**Set problem**. Show all lines that include the string "dalam"; copy each one.
»»
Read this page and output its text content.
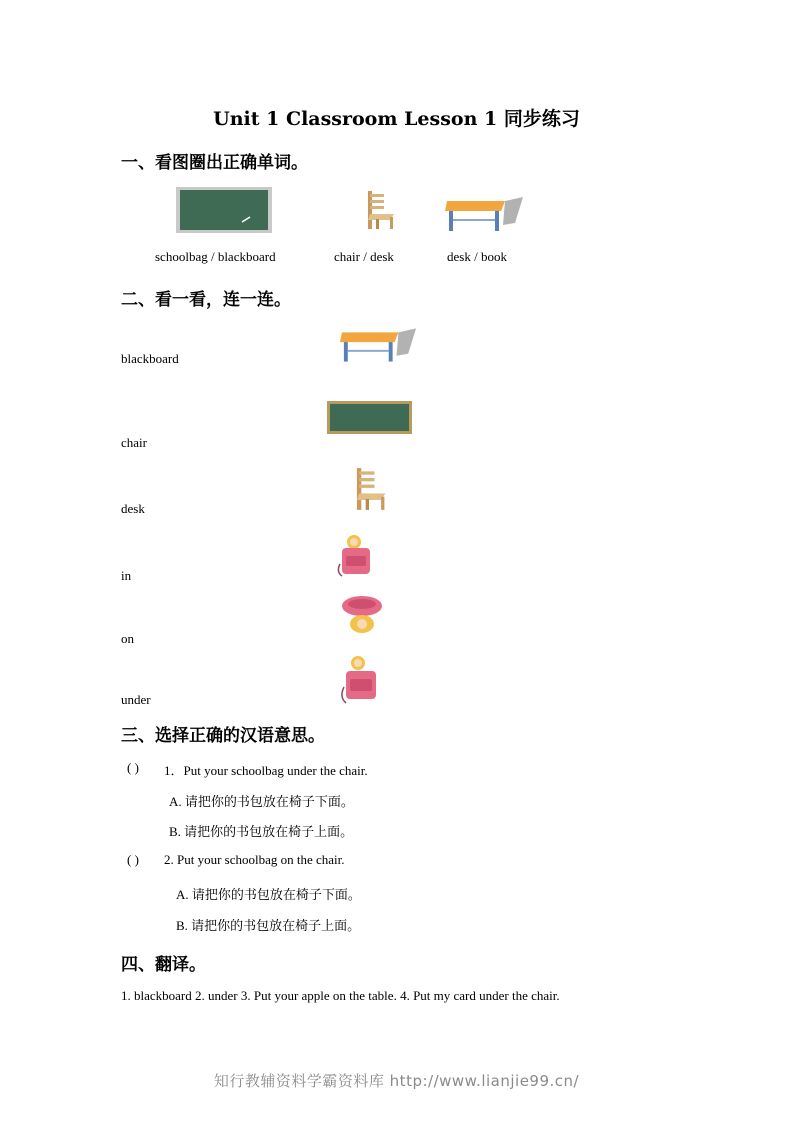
Unit 1 Classroom Lesson 1 同步练习
一、看图圈出正确单词。
schoolbag / blackboard	chair / desk	desk / book
二、看一看，连一连。
blackboard
chair
desk
in
on
under
三、选择正确的汉语意思。
( ) 1．Put your schoolbag under the chair.
A. 请把你的书包放在椅子下面。
B. 请把你的书包放在椅子上面。
( ) 2. Put your schoolbag on the chair.
A. 请把你的书包放在椅子下面。
B. 请把你的书包放在椅子上面。
四、翻译。
1. blackboard 2. under 3. Put your apple on the table. 4. Put my card under the chair.
知行教辅资料学霸资料库 http://www.lianjie99.cn/
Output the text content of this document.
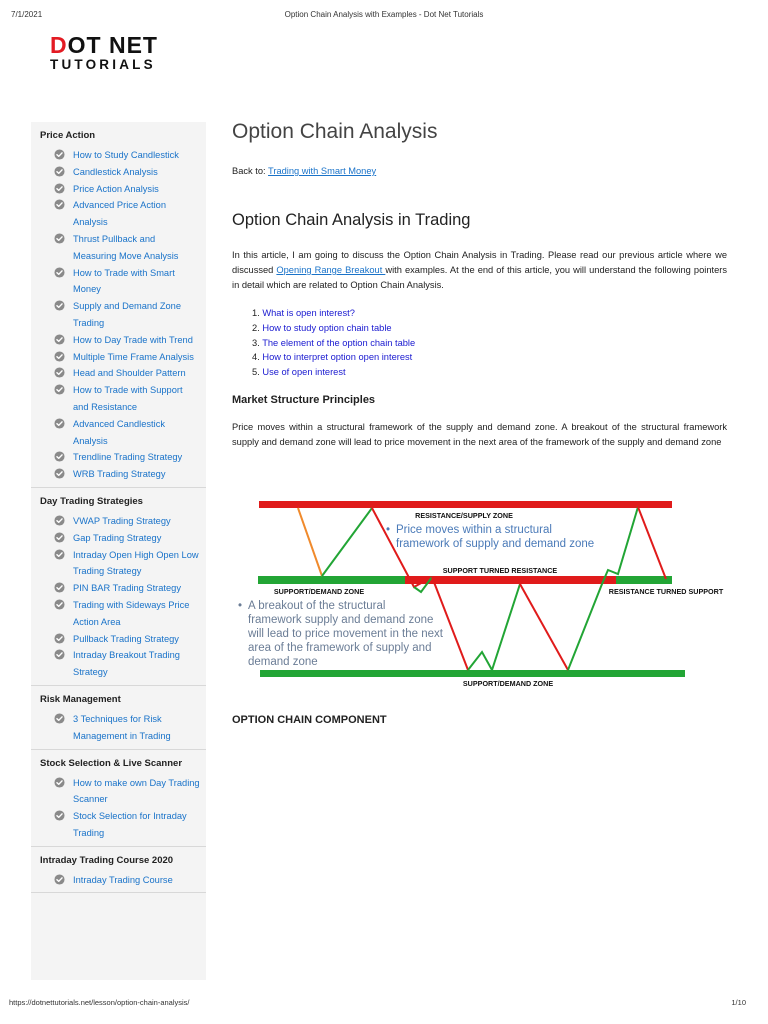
7/1/2021	Option Chain Analysis with Examples - Dot Net Tutorials
DOT NET
TUTORIALS
Price Action
How to Study Candlestick
Candlestick Analysis
Price Action Analysis
Advanced Price Action Analysis
Thrust Pullback and Measuring Move Analysis
How to Trade with Smart Money
Supply and Demand Zone Trading
How to Day Trade with Trend
Multiple Time Frame Analysis
Head and Shoulder Pattern
How to Trade with Support and Resistance
Advanced Candlestick Analysis
Trendline Trading Strategy
WRB Trading Strategy
Day Trading Strategies
VWAP Trading Strategy
Gap Trading Strategy
Intraday Open High Open Low Trading Strategy
PIN BAR Trading Strategy
Trading with Sideways Price Action Area
Pullback Trading Strategy
Intraday Breakout Trading Strategy
Risk Management
3 Techniques for Risk Management in Trading
Stock Selection & Live Scanner
How to make own Day Trading Scanner
Stock Selection for Intraday Trading
Intraday Trading Course 2020
Intraday Trading Course
Option Chain Analysis
Back to: Trading with Smart Money
Option Chain Analysis in Trading

In this article, I am going to discuss the Option Chain Analysis in Trading. Please read our previous article where we discussed Opening Range Breakout with examples. At the end of this article, you will understand the following pointers in detail which are related to Option Chain Analysis.

1. What is open interest?
2. How to study option chain table
3. The element of the option chain table
4. How to interpret option open interest
5. Use of open interest
Market Structure Principles

Price moves within a structural framework of the supply and demand zone. A breakout of the structural framework supply and demand zone will lead to price movement in the next area of the framework of the supply and demand zone

RESISTANCE/SUPPLY ZONE
SUPPORT/DEMAND ZONE
SUPPORT TURNED RESISTANCE
RESISTANCE TURNED SUPPORT
SUPPORT/DEMAND ZONE
• Price moves within a structural
framework of supply and demand zone
• A breakout of the structural
framework supply and demand zone
will lead to price movement in the next
area of the framework of supply and
demand zone
OPTION CHAIN COMPONENT
https://dotnettutorials.net/lesson/option-chain-analysis/	1/10
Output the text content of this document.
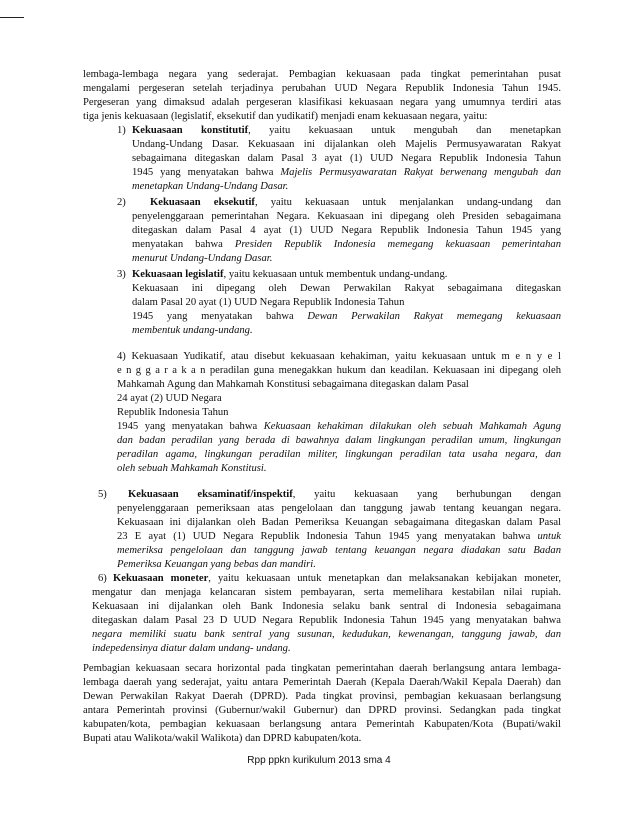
lembaga-lembaga negara yang sederajat. Pembagian kekuasaan pada tingkat pemerintahan pusat
mengalami pergeseran setelah terjadinya perubahan UUD Negara Republik Indonesia Tahun 1945.
Pergeseran yang dimaksud adalah pergeseran klasifikasi kekuasaan negara yang umumnya terdiri atas
tiga jenis kekuasaan (legislatif, eksekutif dan yudikatif) menjadi enam kekuasaan negara, yaitu:
1) Kekuasaan konstitutif, yaitu kekuasaan untuk mengubah dan menetapkan
Undang-Undang Dasar. Kekuasaan ini dijalankan oleh Majelis Permusyawaratan Rakyat
sebagaimana ditegaskan dalam Pasal 3 ayat (1) UUD Negara Republik Indonesia Tahun
1945 yang menyatakan bahwa Majelis Permusyawaratan Rakyat berwenang mengubah dan
menetapkan Undang-Undang Dasar.
2) Kekuasaan eksekutif, yaitu kekuasaan untuk menjalankan undang-undang dan
penyelenggaraan pemerintahan Negara. Kekuasaan ini dipegang oleh Presiden sebagaimana
ditegaskan dalam Pasal 4 ayat (1) UUD Negara Republik Indonesia Tahun 1945 yang
menyatakan bahwa Presiden Republik Indonesia memegang kekuasaan pemerintahan
menurut Undang-Undang Dasar.
3) Kekuasaan legislatif, yaitu kekuasaan untuk membentuk undang-undang.
Kekuasaan ini dipegang oleh Dewan Perwakilan Rakyat sebagaimana ditegaskan
dalam Pasal 20 ayat (1) UUD Negara Republik Indonesia Tahun
1945 yang menyatakan bahwa Dewan Perwakilan Rakyat memegang kekuasaan
membentuk undang-undang.
4) Kekuasaan Yudikatif, atau disebut kekuasaan kehakiman, yaitu kekuasaan untuk m e n y e l
e n g g a r a k a n peradilan guna menegakkan hukum dan keadilan. Kekuasaan ini dipegang oleh
Mahkamah Agung dan Mahkamah Konstitusi sebagaimana ditegaskan dalam Pasal
24 ayat (2) UUD Negara
Republik Indonesia Tahun
1945 yang menyatakan bahwa Kekuasaan kehakiman dilakukan oleh sebuah Mahkamah Agung
dan badan peradilan yang berada di bawahnya dalam lingkungan peradilan umum, lingkungan
peradilan agama, lingkungan peradilan militer, lingkungan peradilan tata usaha negara, dan
oleh sebuah Mahkamah Konstitusi.
5) Kekuasaan eksaminatif/inspektif, yaitu kekuasaan yang berhubungan dengan
penyelenggaraan pemeriksaan atas pengelolaan dan tanggung jawab tentang keuangan negara.
Kekuasaan ini dijalankan oleh Badan Pemeriksa Keuangan sebagaimana ditegaskan dalam Pasal
23 E ayat (1) UUD Negara Republik Indonesia Tahun 1945 yang menyatakan bahwa untuk
memeriksa pengelolaan dan tanggung jawab tentang keuangan negara diadakan satu Badan
Pemeriksa Keuangan yang bebas dan mandiri.
6) Kekuasaan moneter, yaitu kekuasaan untuk menetapkan dan melaksanakan kebijakan moneter,
mengatur dan menjaga kelancaran sistem pembayaran, serta memelihara kestabilan nilai rupiah.
Kekuasaan ini dijalankan oleh Bank Indonesia selaku bank sentral di Indonesia sebagaimana
ditegaskan dalam Pasal 23 D UUD Negara Republik Indonesia Tahun 1945 yang menyatakan bahwa
negara memiliki suatu bank sentral yang susunan, kedudukan, kewenangan, tanggung jawab, dan
indepedensinya diatur dalam undang- undang.
Pembagian kekuasaan secara horizontal pada tingkatan pemerintahan daerah berlangsung antara lembaga-
lembaga daerah yang sederajat, yaitu antara Pemerintah Daerah (Kepala Daerah/Wakil Kepala Daerah) dan
Dewan Perwakilan Rakyat Daerah (DPRD). Pada tingkat provinsi, pembagian kekuasaan berlangsung
antara Pemerintah provinsi (Gubernur/wakil Gubernur) dan DPRD provinsi. Sedangkan pada tingkat
kabupaten/kota, pembagian kekuasaan berlangsung antara Pemerintah Kabupaten/Kota (Bupati/wakil
Bupati atau Walikota/wakil Walikota) dan DPRD kabupaten/kota.
Rpp ppkn kurikulum 2013 sma 4
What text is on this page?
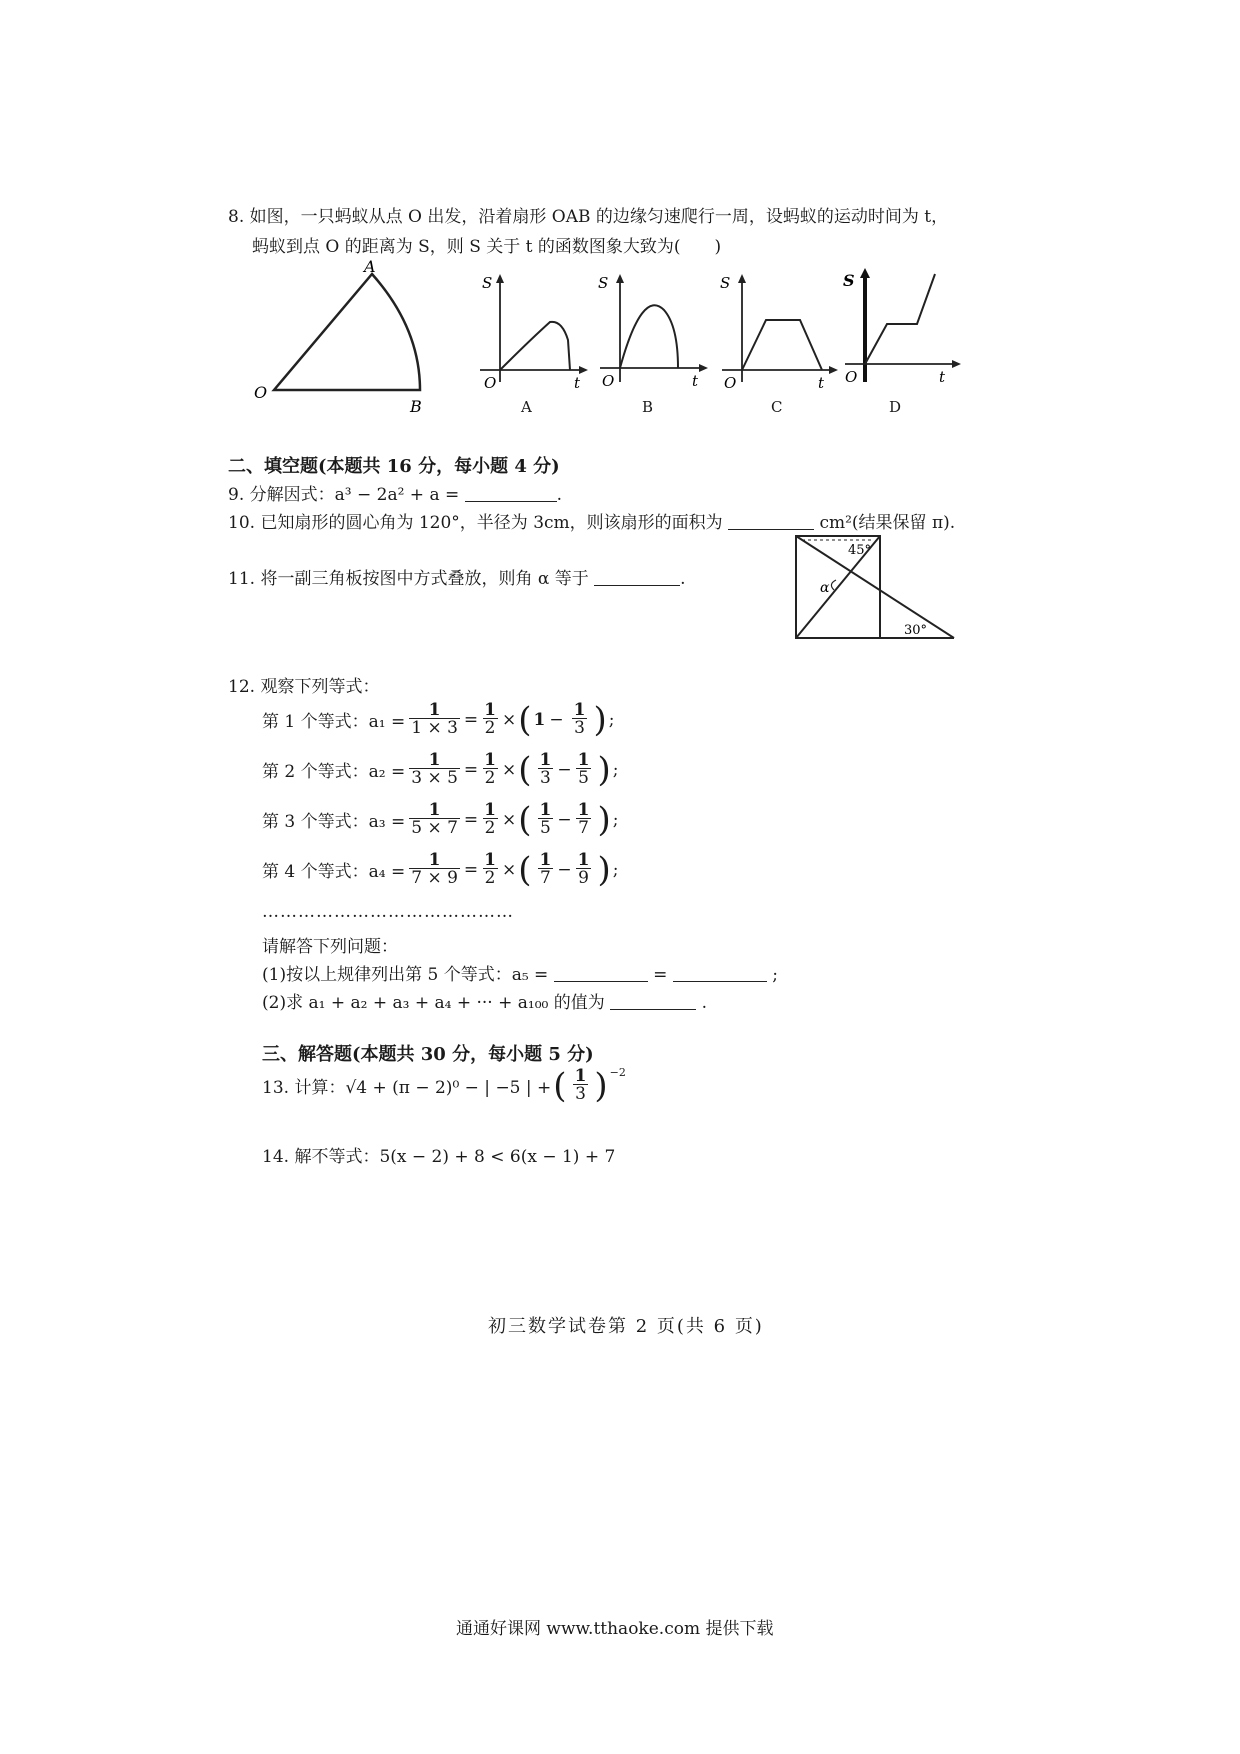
8. 如图，一只蚂蚁从点 O 出发，沿着扇形 OAB 的边缘匀速爬行一周，设蚂蚁的运动时间为 t，
蚂蚁到点 O 的距离为 S，则 S 关于 t 的函数图象大致为(　　)
A
O
B
S
O	t
A
S
O	t
B
S
O	t
C
S
O	t
D
二、填空题(本题共 16 分，每小题 4 分)
9. 分解因式：a³ − 2a² + a =	.
10. 已知扇形的圆心角为 120°，半径为 3cm，则该扇形的面积为	cm²(结果保留 π).
11. 将一副三角板按图中方式叠放，则角 α 等于	.
45°
α
30°
12. 观察下列等式：
第 1 个等式：$a_1 = \frac{1}{1 \times 3} = \frac{1}{2}$ × ( $1 - \frac{1}{3}$ ) ;
第 2 个等式：$a_2 = \frac{1}{3 \times 5} = \frac{1}{2}$ × ( $\frac{1}{3} - \frac{1}{5}$ ) ;
第 3 个等式：$a_3 = \frac{1}{5 \times 7} = \frac{1}{2}$ × ( $\frac{1}{5} - \frac{1}{7}$ ) ;
第 4 个等式：$a_4 = \frac{1}{7 \times 9} = \frac{1}{2}$ × ( $\frac{1}{7} - \frac{1}{9}$ ) ;
……………………………………
请解答下列问题：
(1)按以上规律列出第 5 个等式：a₅ =	=	;
(2)求 a₁ + a₂ + a₃ + a₄ + ··· + a₁₀₀ 的值为	.
三、解答题(本题共 30 分，每小题 5 分)
13. 计算：√4 + (π − 2)⁰ − | −5 | + ( $\frac{1}{3}$ ) −2
14. 解不等式：5(x − 2) + 8 < 6(x − 1) + 7
初三数学试卷第 2 页(共 6 页)
通通好课网 www.tthaoke.com 提供下载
««
**The completed task**.
sebagaimana ditegaskan dalam Pasal 3 ayat (1) UUD Negara Republik Indonesia Tahun
ditegaskan dalam Pasal 4 ayat (1) UUD Negara Republik Indonesia Tahun 1945 yang
dalam Pasal 20 ayat (1) UUD Negara Republik Indonesia Tahun
Mahkamah Agung dan Mahkamah Konstitusi sebagaimana ditegaskan dalam Pasal
dan badan peradilan yang berada di bawahnya dalam lingkungan peradilan umum, lingkungan
Kekuasaan ini dijalankan oleh Badan Pemeriksa Keuangan sebagaimana ditegaskan dalam Pasal
ditegaskan dalam Pasal 23 D UUD Negara Republik Indonesia Tahun 1945 yang menyatakan bahwa
indepedensinya diatur dalam undang- undang.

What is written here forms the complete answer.